======== DATASET EXCERPTS

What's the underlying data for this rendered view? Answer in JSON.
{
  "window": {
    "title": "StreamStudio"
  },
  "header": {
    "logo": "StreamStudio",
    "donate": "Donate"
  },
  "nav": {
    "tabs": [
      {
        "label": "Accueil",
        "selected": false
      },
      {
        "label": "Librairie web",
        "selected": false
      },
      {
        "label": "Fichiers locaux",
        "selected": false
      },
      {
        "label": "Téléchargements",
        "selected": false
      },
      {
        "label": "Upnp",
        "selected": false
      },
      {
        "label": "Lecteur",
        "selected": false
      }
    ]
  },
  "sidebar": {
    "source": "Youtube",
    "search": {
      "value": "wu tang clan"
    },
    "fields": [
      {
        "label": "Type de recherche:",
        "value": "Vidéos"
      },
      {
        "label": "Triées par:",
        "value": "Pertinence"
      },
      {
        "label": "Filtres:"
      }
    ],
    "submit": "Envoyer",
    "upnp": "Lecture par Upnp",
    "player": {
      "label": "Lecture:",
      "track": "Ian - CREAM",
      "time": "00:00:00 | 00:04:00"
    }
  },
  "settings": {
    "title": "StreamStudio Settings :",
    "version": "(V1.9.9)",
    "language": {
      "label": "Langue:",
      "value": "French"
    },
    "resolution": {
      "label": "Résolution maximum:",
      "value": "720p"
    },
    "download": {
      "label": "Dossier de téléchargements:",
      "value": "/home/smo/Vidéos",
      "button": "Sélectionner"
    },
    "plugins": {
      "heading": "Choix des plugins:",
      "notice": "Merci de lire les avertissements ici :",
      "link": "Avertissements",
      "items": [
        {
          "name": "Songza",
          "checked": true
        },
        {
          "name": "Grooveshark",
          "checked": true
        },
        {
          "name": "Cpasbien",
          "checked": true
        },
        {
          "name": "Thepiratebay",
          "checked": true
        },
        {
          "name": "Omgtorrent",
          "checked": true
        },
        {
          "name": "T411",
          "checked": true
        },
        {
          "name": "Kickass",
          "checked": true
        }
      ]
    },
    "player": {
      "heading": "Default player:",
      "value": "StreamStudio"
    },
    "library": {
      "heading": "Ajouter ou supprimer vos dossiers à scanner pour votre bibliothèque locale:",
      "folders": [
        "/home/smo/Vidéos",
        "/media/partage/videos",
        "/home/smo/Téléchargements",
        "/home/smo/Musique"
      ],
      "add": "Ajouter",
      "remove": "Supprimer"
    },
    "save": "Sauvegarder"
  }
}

================

EXERCISE TASK — Please give back all of the records exactly as written.

OUTPUT FOR THIS TASK —
What's the underlying data for this rendered view? Answer in JSON.
{
  "window": {
    "title": "StreamStudio"
  },
  "header": {
    "logo": "StreamStudio",
    "donate": "Donate"
  },
  "nav": {
    "tabs": [
      {
        "label": "Accueil",
        "selected": false
      },
      {
        "label": "Librairie web",
        "selected": false
      },
      {
        "label": "Fichiers locaux",
        "selected": false
      },
      {
        "label": "Téléchargements",
        "selected": false
      },
      {
        "label": "Upnp",
        "selected": false
      },
      {
        "label": "Lecteur",
        "selected": false
      }
    ]
  },
  "sidebar": {
    "source": "Youtube",
    "search": {
      "value": "wu tang clan"
    },
    "fields": [
      {
        "label": "Type de recherche:",
        "value": "Vidéos"
      },
      {
        "label": "Triées par:",
        "value": "Pertinence"
      },
      {
        "label": "Filtres:"
      }
    ],
    "submit": "Envoyer",
    "upnp": "Lecture par Upnp",
    "player": {
      "label": "Lecture:",
      "track": "Ian - CREAM",
      "time": "00:00:00 | 00:04:00"
    }
  },
  "settings": {
    "title": "StreamStudio Settings :",
    "version": "(V1.9.9)",
    "language": {
      "label": "Langue:",
      "value": "French"
    },
    "resolution": {
      "label": "Résolution maximum:",
      "value": "720p"
    },
    "download": {
      "label": "Dossier de téléchargements:",
      "value": "/home/smo/Vidéos",
      "button": "Sélectionner"
    },
    "plugins": {
      "heading": "Choix des plugins:",
      "notice": "Merci de lire les avertissements ici :",
      "link": "Avertissements",
      "items": [
        {
          "name": "Songza",
          "checked": true
        },
        {
          "name": "Grooveshark",
          "checked": true
        },
        {
          "name": "Cpasbien",
          "checked": true
        },
        {
          "name": "Thepiratebay",
          "checked": true
        },
        {
          "name": "Omgtorrent",
          "checked": true
        },
        {
          "name": "T411",
          "checked": true
        },
        {
          "name": "Kickass",
          "checked": true
        }
      ]
    },
    "player": {
      "heading": "Default player:",
      "value": "StreamStudio"
    },
    "library": {
      "heading": "Ajouter ou supprimer vos dossiers à scanner pour votre bibliothèque locale:",
      "folders": [
        "/home/smo/Vidéos",
        "/media/partage/videos",
        "/home/smo/Téléchargements",
        "/home/smo/Musique"
      ],
      "add": "Ajouter",
      "remove": "Supprimer"
    },
    "save": "Sauvegarder"
  }
}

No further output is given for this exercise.